What to do:
Keep the wording of each record exactly the same when you repeat it, and leave out pictures.
start
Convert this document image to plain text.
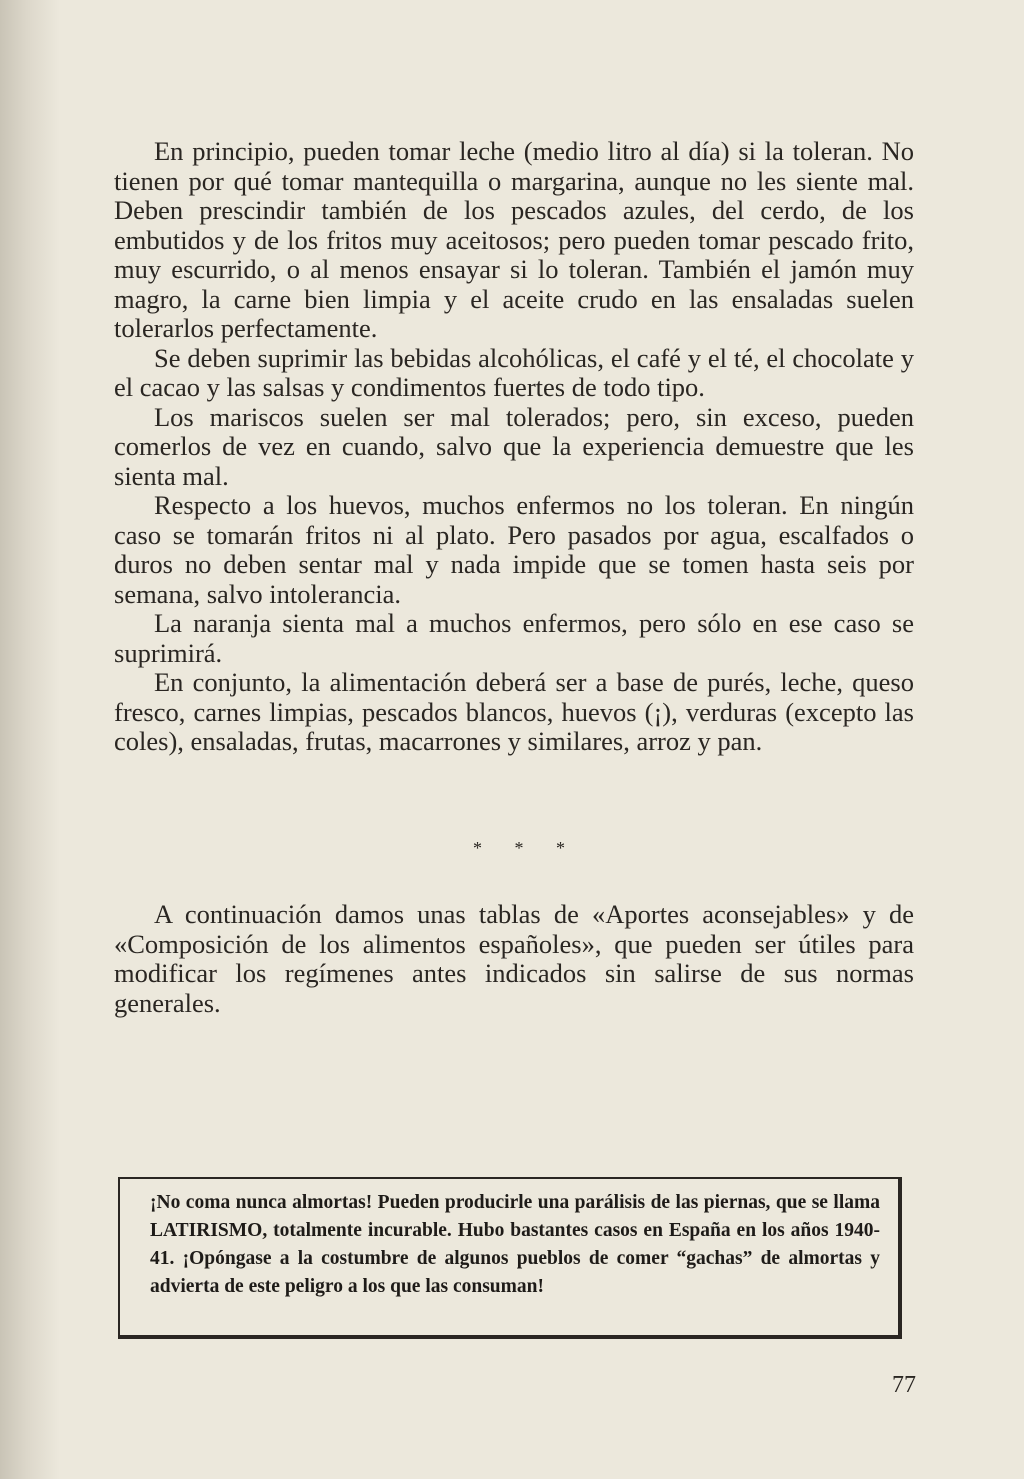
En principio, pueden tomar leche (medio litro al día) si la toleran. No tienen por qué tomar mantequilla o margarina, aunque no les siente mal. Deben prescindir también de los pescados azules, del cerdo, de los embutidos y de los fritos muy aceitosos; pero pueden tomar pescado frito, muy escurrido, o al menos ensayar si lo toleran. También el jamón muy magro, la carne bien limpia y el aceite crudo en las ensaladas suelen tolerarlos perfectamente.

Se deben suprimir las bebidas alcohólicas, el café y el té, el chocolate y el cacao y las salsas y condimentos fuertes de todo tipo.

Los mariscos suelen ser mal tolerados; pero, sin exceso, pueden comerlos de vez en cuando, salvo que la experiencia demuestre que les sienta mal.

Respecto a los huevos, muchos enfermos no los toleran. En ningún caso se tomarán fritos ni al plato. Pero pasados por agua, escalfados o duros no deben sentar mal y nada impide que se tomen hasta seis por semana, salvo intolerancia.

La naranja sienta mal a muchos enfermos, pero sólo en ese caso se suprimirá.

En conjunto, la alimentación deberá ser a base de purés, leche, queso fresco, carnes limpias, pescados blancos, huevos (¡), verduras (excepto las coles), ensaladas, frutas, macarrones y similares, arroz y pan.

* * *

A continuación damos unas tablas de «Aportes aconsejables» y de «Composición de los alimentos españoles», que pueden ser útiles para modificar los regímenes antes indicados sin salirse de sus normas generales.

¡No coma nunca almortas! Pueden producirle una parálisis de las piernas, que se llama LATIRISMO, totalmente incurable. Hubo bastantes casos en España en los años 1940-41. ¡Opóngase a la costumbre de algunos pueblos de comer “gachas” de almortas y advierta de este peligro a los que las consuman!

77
end
Solution:
Convert this document image to plain text.
En principio, pueden tomar leche (medio litro al día) si la toleran. No tienen por qué tomar mantequilla o margarina, aunque no les siente mal. Deben prescindir también de los pescados azules, del cerdo, de los embutidos y de los fritos muy aceitosos; pero pueden tomar pescado frito, muy escurrido, o al menos ensayar si lo toleran. También el jamón muy magro, la carne bien limpia y el aceite crudo en las ensaladas suelen tolerarlos perfectamente.

Se deben suprimir las bebidas alcohólicas, el café y el té, el chocolate y el cacao y las salsas y condimentos fuertes de todo tipo.

Los mariscos suelen ser mal tolerados; pero, sin exceso, pueden comerlos de vez en cuando, salvo que la experiencia demuestre que les sienta mal.

Respecto a los huevos, muchos enfermos no los toleran. En ningún caso se tomarán fritos ni al plato. Pero pasados por agua, escalfados o duros no deben sentar mal y nada impide que se tomen hasta seis por semana, salvo intolerancia.

La naranja sienta mal a muchos enfermos, pero sólo en ese caso se suprimirá.

En conjunto, la alimentación deberá ser a base de purés, leche, queso fresco, carnes limpias, pescados blancos, huevos (¡), verduras (excepto las coles), ensaladas, frutas, macarrones y similares, arroz y pan.

* * *

A continuación damos unas tablas de «Aportes aconsejables» y de «Composición de los alimentos españoles», que pueden ser útiles para modificar los regímenes antes indicados sin salirse de sus normas generales.

¡No coma nunca almortas! Pueden producirle una parálisis de las piernas, que se llama LATIRISMO, totalmente incurable. Hubo bastantes casos en España en los años 1940-41. ¡Opóngase a la costumbre de algunos pueblos de comer “gachas” de almortas y advierta de este peligro a los que las consuman!

77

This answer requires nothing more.